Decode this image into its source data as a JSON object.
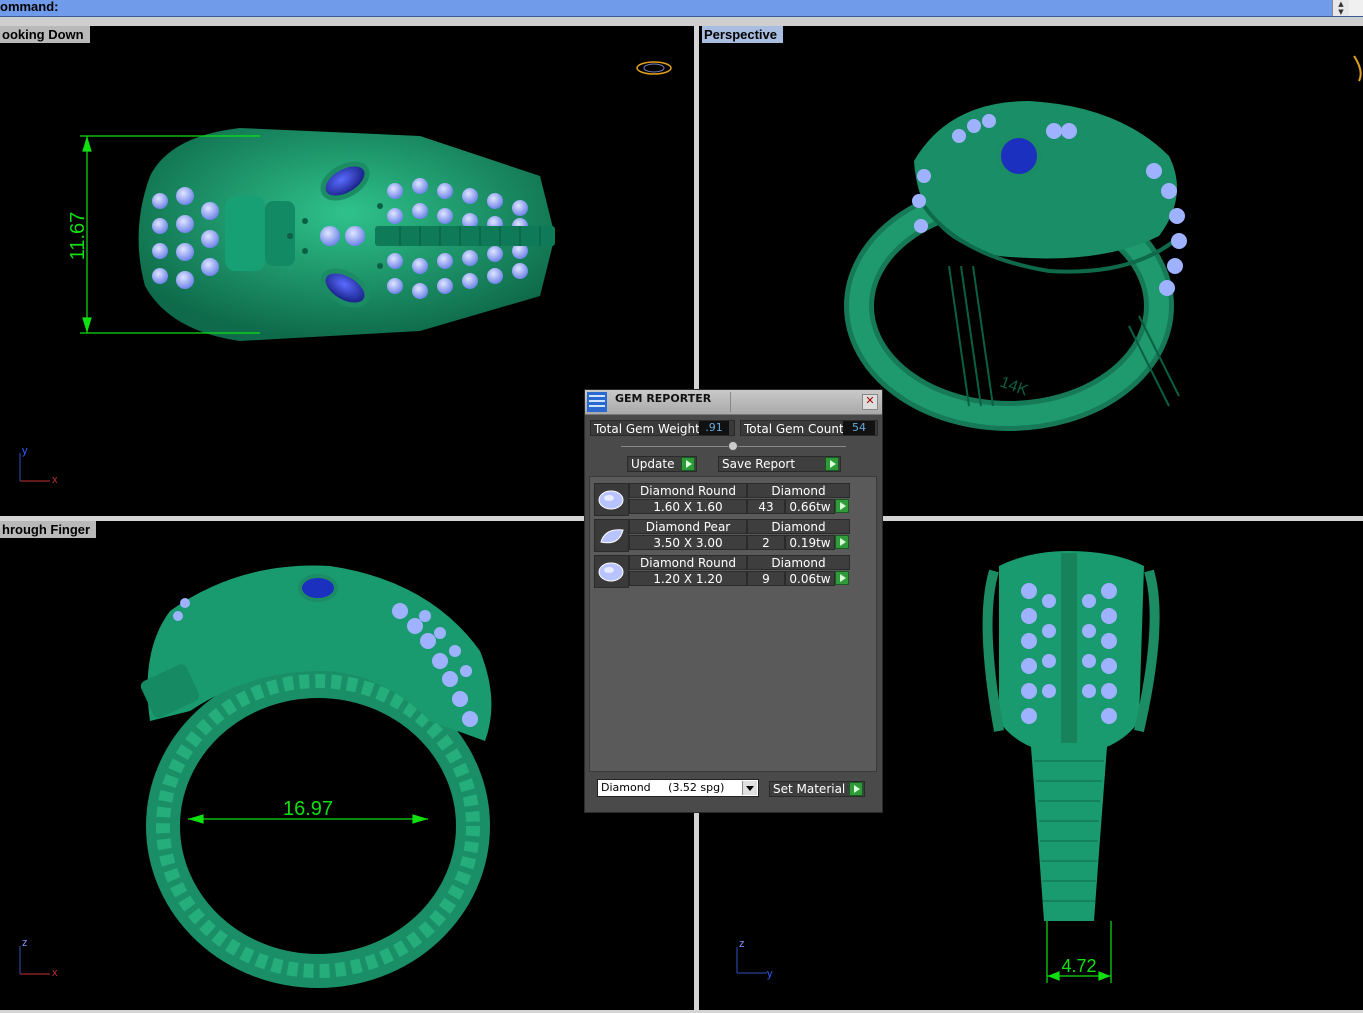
{
  "command_bar": {
    "label": "ommand:"
  },
  "viewports": {
    "top_left": {
      "label": "ooking Down",
      "dimension": "11.67",
      "axis_v": "y",
      "axis_h": "x"
    },
    "top_right": {
      "label": "Perspective"
    },
    "bottom_left": {
      "label": "hrough Finger",
      "dimension": "16.97",
      "axis_v": "z",
      "axis_h": "x"
    },
    "bottom_right": {
      "dimension": "4.72",
      "axis_v": "z",
      "axis_h": "y"
    }
  },
  "gem_reporter": {
    "title": "GEM REPORTER",
    "total_weight_label": "Total Gem Weight",
    "total_weight_value": ".91",
    "total_count_label": "Total Gem Count",
    "total_count_value": "54",
    "update_label": "Update",
    "save_report_label": "Save Report",
    "rows": [
      {
        "name": "Diamond Round",
        "material": "Diamond",
        "size": "1.60 X 1.60",
        "count": "43",
        "weight": "0.66tw",
        "shape": "round"
      },
      {
        "name": "Diamond Pear",
        "material": "Diamond",
        "size": "3.50 X 3.00",
        "count": "2",
        "weight": "0.19tw",
        "shape": "pear"
      },
      {
        "name": "Diamond Round",
        "material": "Diamond",
        "size": "1.20 X 1.20",
        "count": "9",
        "weight": "0.06tw",
        "shape": "round"
      }
    ],
    "material_select": "Diamond     (3.52 spg)",
    "set_material_label": "Set Material"
  },
  "colors": {
    "metal": "#1f9a6e",
    "gem_round": "#9fb2ff",
    "gem_pear": "#2a2fb0",
    "dimension": "#10e010"
  }
}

• _Work instructions_:
Write out all the entries again, word for word, and print no images.

• _Solution to this task_:
Decode this image into its source data as a JSON object.
{
  "command_bar": {
    "label": "ommand:"
  },
  "viewports": {
    "top_left": {
      "label": "ooking Down",
      "dimension": "11.67",
      "axis_v": "y",
      "axis_h": "x"
    },
    "top_right": {
      "label": "Perspective"
    },
    "bottom_left": {
      "label": "hrough Finger",
      "dimension": "16.97",
      "axis_v": "z",
      "axis_h": "x"
    },
    "bottom_right": {
      "dimension": "4.72",
      "axis_v": "z",
      "axis_h": "y"
    }
  },
  "gem_reporter": {
    "title": "GEM REPORTER",
    "total_weight_label": "Total Gem Weight",
    "total_weight_value": ".91",
    "total_count_label": "Total Gem Count",
    "total_count_value": "54",
    "update_label": "Update",
    "save_report_label": "Save Report",
    "rows": [
      {
        "name": "Diamond Round",
        "material": "Diamond",
        "size": "1.60 X 1.60",
        "count": "43",
        "weight": "0.66tw",
        "shape": "round"
      },
      {
        "name": "Diamond Pear",
        "material": "Diamond",
        "size": "3.50 X 3.00",
        "count": "2",
        "weight": "0.19tw",
        "shape": "pear"
      },
      {
        "name": "Diamond Round",
        "material": "Diamond",
        "size": "1.20 X 1.20",
        "count": "9",
        "weight": "0.06tw",
        "shape": "round"
      }
    ],
    "material_select": "Diamond     (3.52 spg)",
    "set_material_label": "Set Material"
  },
  "colors": {
    "metal": "#1f9a6e",
    "gem_round": "#9fb2ff",
    "gem_pear": "#2a2fb0",
    "dimension": "#10e010"
  }
}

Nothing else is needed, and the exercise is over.